What you should do. Copy out each line of the material in which the word "this" appears.

Records to use.
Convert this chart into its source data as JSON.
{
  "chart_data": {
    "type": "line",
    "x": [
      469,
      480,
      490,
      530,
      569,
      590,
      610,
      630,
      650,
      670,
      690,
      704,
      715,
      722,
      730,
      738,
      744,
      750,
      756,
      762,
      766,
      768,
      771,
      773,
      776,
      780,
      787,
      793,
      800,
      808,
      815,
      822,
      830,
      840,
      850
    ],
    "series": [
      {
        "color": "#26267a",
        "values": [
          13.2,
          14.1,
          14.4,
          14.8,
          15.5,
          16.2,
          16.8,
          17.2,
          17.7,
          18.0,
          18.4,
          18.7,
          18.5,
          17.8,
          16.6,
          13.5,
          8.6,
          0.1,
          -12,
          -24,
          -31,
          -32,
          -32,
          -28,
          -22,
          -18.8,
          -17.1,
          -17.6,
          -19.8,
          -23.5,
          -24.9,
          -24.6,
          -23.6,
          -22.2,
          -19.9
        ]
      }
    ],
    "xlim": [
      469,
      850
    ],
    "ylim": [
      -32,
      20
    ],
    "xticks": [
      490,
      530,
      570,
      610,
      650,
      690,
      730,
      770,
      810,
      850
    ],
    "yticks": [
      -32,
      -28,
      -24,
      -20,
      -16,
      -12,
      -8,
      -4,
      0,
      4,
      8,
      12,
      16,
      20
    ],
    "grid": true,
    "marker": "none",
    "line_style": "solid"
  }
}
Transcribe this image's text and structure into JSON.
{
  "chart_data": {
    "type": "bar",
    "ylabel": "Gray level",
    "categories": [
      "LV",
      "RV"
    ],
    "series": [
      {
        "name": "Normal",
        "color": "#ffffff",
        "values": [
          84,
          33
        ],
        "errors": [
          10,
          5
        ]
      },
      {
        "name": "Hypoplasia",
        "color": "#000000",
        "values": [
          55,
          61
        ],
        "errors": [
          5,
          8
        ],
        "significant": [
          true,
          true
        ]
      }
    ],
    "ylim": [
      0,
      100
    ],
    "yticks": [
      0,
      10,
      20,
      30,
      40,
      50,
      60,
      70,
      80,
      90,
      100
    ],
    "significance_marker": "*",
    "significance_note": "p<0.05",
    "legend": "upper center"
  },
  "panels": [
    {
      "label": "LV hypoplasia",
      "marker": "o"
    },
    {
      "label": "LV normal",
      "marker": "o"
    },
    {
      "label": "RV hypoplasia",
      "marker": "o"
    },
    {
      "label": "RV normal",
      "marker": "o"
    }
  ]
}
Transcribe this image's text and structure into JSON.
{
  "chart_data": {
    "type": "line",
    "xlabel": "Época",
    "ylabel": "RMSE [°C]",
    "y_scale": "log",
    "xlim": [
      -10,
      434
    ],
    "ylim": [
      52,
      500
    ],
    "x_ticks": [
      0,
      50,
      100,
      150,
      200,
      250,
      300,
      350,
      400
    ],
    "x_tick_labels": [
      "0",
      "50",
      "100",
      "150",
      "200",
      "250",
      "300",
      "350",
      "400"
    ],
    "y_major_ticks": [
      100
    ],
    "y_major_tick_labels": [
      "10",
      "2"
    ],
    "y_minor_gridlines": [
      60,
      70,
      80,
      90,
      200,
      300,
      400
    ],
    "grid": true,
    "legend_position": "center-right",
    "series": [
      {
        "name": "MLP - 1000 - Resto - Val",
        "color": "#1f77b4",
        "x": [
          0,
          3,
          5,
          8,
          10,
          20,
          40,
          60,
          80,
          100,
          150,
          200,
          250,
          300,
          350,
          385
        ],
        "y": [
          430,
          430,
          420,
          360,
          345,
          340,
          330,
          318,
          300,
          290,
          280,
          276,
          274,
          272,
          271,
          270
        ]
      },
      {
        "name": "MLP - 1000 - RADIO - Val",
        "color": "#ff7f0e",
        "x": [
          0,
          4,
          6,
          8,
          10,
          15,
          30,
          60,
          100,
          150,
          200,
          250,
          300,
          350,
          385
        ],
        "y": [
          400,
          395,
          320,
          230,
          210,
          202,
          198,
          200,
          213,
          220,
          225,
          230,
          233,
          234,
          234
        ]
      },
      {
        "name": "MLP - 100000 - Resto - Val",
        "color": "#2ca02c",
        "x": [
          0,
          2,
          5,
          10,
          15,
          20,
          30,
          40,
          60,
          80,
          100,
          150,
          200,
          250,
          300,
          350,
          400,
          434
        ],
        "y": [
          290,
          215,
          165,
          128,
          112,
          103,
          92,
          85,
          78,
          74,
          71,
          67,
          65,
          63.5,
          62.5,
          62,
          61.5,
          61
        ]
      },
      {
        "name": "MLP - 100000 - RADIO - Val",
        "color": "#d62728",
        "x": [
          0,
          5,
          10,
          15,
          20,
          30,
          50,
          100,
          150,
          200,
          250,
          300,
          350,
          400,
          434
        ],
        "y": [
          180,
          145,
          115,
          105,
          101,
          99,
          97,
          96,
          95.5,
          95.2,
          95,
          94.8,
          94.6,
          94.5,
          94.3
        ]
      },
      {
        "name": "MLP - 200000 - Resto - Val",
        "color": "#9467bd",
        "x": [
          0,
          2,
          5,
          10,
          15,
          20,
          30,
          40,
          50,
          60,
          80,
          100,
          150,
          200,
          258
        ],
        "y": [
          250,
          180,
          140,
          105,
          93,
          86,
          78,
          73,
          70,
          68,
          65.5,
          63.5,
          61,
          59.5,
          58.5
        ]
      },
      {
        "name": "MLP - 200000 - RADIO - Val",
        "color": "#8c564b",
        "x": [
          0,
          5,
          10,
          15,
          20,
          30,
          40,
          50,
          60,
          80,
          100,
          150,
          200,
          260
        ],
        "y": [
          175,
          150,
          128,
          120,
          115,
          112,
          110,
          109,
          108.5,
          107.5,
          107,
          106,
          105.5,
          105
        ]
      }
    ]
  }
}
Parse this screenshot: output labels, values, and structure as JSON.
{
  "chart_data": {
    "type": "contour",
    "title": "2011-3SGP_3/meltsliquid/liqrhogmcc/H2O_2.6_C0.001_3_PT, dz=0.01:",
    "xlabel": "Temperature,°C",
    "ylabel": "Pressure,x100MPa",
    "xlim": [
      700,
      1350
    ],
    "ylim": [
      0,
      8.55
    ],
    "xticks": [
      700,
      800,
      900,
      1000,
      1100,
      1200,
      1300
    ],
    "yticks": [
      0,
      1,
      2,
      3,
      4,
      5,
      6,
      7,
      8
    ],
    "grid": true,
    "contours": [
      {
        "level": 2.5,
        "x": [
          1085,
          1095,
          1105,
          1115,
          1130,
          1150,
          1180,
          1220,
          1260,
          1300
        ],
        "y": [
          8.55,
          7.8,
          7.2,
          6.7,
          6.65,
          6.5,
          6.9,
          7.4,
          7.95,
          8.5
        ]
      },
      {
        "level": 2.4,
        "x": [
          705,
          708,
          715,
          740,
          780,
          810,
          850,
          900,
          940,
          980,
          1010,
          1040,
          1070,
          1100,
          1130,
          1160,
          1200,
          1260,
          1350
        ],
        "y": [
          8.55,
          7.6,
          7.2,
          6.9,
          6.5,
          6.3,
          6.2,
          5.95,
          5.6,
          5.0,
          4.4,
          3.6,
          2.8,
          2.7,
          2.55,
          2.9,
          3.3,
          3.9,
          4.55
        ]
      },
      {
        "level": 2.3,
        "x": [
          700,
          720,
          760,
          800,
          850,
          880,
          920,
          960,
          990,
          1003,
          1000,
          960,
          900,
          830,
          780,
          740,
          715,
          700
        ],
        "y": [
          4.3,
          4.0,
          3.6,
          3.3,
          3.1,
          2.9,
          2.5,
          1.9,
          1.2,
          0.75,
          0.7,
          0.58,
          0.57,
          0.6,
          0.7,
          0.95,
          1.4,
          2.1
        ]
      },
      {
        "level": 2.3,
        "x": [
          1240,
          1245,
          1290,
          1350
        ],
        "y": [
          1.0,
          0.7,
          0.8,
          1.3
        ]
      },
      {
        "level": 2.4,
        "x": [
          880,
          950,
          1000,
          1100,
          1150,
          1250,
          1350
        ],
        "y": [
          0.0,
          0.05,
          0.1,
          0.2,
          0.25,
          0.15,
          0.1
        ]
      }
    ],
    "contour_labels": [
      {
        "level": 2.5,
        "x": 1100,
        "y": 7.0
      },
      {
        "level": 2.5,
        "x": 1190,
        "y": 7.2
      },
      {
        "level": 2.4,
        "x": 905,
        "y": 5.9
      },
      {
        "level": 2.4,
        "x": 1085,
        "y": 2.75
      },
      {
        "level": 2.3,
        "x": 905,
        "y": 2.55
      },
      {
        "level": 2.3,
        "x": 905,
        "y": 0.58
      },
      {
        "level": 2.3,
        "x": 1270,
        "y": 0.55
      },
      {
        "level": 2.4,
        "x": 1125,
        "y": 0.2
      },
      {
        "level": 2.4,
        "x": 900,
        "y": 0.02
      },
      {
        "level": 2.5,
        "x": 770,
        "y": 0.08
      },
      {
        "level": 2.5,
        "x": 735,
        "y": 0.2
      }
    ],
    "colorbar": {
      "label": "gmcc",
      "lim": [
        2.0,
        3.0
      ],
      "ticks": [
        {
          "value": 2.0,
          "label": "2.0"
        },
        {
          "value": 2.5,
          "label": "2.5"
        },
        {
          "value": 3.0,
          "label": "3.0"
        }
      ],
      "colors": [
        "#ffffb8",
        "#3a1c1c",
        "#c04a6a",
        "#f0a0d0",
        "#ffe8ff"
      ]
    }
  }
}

Task solution.
Convert this chart into its source data as JSON.
Transcribe this image's text and structure into JSON.
Transcribe this image's text and structure into JSON.
Parse this screenshot: output labels, values, and structure as JSON.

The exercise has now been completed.